- **EXERCISE OBJECTIVE**:
Work through the listing below and count the lines that hold "private". Answer with the number alone.

:: DATA LINES

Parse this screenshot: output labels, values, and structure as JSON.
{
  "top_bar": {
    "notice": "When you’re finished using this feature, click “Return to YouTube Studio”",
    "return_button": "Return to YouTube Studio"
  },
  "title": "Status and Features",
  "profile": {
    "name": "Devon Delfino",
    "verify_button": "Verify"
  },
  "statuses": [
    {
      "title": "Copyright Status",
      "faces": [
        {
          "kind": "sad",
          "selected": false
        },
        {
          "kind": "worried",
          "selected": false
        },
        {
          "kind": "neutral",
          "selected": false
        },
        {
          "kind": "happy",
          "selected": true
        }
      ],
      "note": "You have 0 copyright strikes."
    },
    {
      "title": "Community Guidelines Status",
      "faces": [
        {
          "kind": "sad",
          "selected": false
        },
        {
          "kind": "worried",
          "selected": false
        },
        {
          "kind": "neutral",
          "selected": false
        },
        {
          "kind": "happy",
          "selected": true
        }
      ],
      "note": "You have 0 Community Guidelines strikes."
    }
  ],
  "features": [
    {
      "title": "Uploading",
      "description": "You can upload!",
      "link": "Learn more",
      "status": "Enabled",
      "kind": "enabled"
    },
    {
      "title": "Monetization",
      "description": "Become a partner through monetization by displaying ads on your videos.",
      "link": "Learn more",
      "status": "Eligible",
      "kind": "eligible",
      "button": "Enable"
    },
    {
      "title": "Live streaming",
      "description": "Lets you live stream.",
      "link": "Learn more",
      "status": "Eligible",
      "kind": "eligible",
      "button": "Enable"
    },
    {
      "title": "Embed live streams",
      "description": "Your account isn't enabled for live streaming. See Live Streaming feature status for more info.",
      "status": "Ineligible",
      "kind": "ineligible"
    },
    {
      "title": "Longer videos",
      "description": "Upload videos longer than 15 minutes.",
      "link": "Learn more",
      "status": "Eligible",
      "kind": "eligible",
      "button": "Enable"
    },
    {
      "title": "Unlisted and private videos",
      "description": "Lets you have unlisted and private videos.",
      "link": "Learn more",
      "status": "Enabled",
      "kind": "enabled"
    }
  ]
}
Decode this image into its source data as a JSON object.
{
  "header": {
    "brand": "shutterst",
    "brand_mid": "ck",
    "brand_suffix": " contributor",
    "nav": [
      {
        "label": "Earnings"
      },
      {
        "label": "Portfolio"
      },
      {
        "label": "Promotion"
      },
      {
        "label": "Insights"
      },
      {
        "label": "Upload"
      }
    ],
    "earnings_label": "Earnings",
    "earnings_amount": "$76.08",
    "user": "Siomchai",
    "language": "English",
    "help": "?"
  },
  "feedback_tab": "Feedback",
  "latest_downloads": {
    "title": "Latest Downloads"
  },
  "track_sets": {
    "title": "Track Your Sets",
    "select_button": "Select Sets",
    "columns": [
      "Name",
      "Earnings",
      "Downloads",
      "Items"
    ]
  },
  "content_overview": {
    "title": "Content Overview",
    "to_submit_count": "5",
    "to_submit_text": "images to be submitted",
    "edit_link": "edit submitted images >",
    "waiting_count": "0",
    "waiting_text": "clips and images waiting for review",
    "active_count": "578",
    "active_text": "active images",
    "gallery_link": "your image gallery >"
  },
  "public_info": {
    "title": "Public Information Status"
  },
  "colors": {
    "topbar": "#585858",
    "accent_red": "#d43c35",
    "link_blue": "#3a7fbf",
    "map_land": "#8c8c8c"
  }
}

::::

- **WRITTEN SOLUTION**:
2